Stated task: Rewrite every one of the records below, swapping "stacking order" for "layer sequence" and changing nothing else. Leave the pictures out of your answer.

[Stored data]
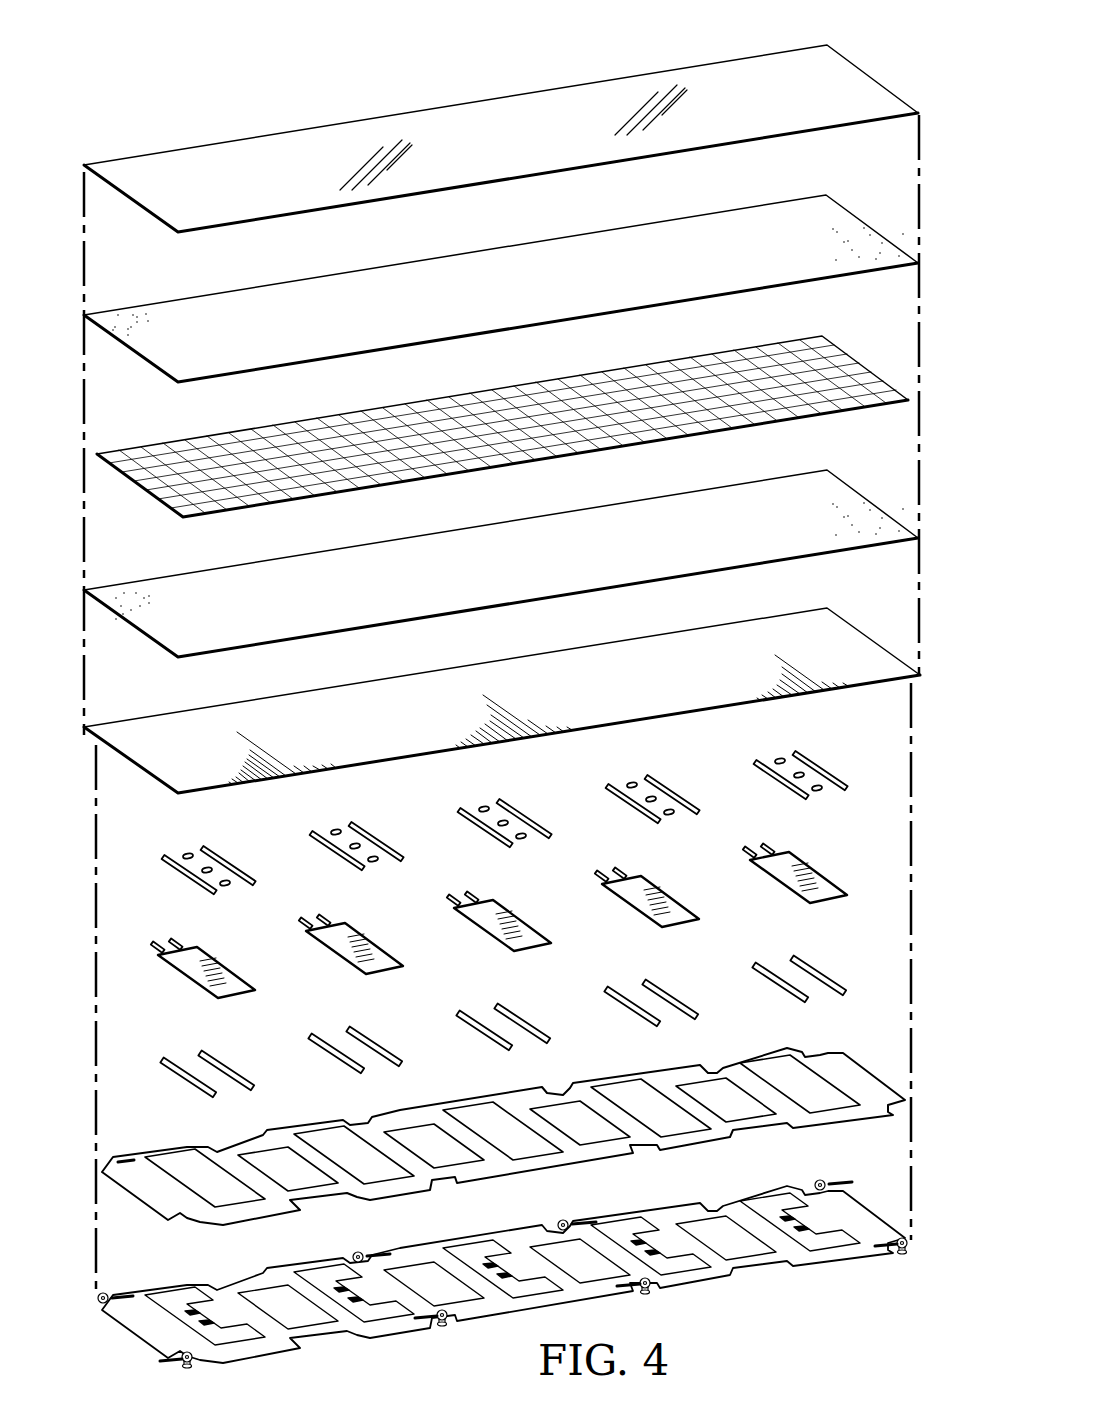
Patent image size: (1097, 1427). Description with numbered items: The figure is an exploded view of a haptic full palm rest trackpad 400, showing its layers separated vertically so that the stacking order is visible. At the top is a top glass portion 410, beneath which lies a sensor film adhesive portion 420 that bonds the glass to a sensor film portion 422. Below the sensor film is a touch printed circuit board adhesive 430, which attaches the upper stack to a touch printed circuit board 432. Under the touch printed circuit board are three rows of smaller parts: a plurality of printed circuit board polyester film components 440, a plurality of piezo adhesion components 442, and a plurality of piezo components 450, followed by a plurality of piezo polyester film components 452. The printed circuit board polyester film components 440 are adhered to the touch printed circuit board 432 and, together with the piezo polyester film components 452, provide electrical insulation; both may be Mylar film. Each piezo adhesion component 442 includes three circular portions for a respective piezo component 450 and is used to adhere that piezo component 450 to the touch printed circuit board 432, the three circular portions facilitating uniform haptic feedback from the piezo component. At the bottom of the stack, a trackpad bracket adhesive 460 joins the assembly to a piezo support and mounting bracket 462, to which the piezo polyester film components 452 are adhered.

The haptic full palm rest trackpad 400 is at (331, 60).
The top glass portion 410 is at (893, 52).
The sensor film adhesive portion 420 is at (855, 213).
The sensor film portion 422 is at (858, 360).
The touch printed circuit board adhesive 430 is at (858, 495).
The touch printed circuit board 432 is at (858, 633).
The printed circuit board polyester film components 440 is at (817, 763).
The piezo adhesion components 442 is at (820, 790).
The piezo components 450 is at (196, 988).
The piezo polyester film components 452 is at (766, 948).
The trackpad bracket adhesive 460 is at (853, 1063).
The piezo support and mounting bracket 462 is at (850, 1258).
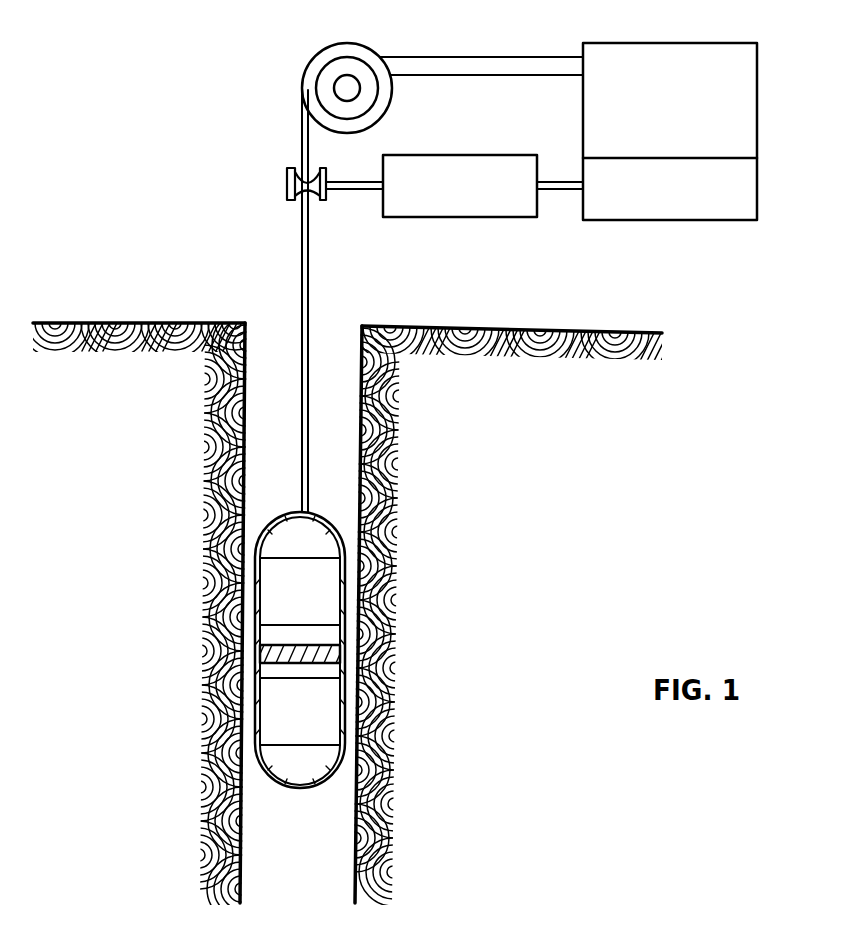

Task result:
Patent image size: (1097, 1427). Description with numbered items: The figure is an exploded view of a haptic full palm rest trackpad 400, showing its layers separated vertically so that the layer sequence is visible. At the top is a top glass portion 410, beneath which lies a sensor film adhesive portion 420 that bonds the glass to a sensor film portion 422. Below the sensor film is a touch printed circuit board adhesive 430, which attaches the upper stack to a touch printed circuit board 432. Under the touch printed circuit board are three rows of smaller parts: a plurality of printed circuit board polyester film components 440, a plurality of piezo adhesion components 442, and a plurality of piezo components 450, followed by a plurality of piezo polyester film components 452. The printed circuit board polyester film components 440 are adhered to the touch printed circuit board 432 and, together with the piezo polyester film components 452, provide electrical insulation; both may be Mylar film. Each piezo adhesion component 442 includes three circular portions for a respective piezo component 450 and is used to adhere that piezo component 450 to the touch printed circuit board 432, the three circular portions facilitating uniform haptic feedback from the piezo component. At the bottom of the stack, a trackpad bracket adhesive 460 joins the assembly to a piezo support and mounting bracket 462, to which the piezo polyester film components 452 are adhered.

The haptic full palm rest trackpad 400 is at (331, 60).
The top glass portion 410 is at (893, 52).
The sensor film adhesive portion 420 is at (855, 213).
The sensor film portion 422 is at (858, 360).
The touch printed circuit board adhesive 430 is at (858, 495).
The touch printed circuit board 432 is at (858, 633).
The printed circuit board polyester film components 440 is at (817, 763).
The piezo adhesion components 442 is at (820, 790).
The piezo components 450 is at (196, 988).
The piezo polyester film components 452 is at (766, 948).
The trackpad bracket adhesive 460 is at (853, 1063).
The piezo support and mounting bracket 462 is at (850, 1258).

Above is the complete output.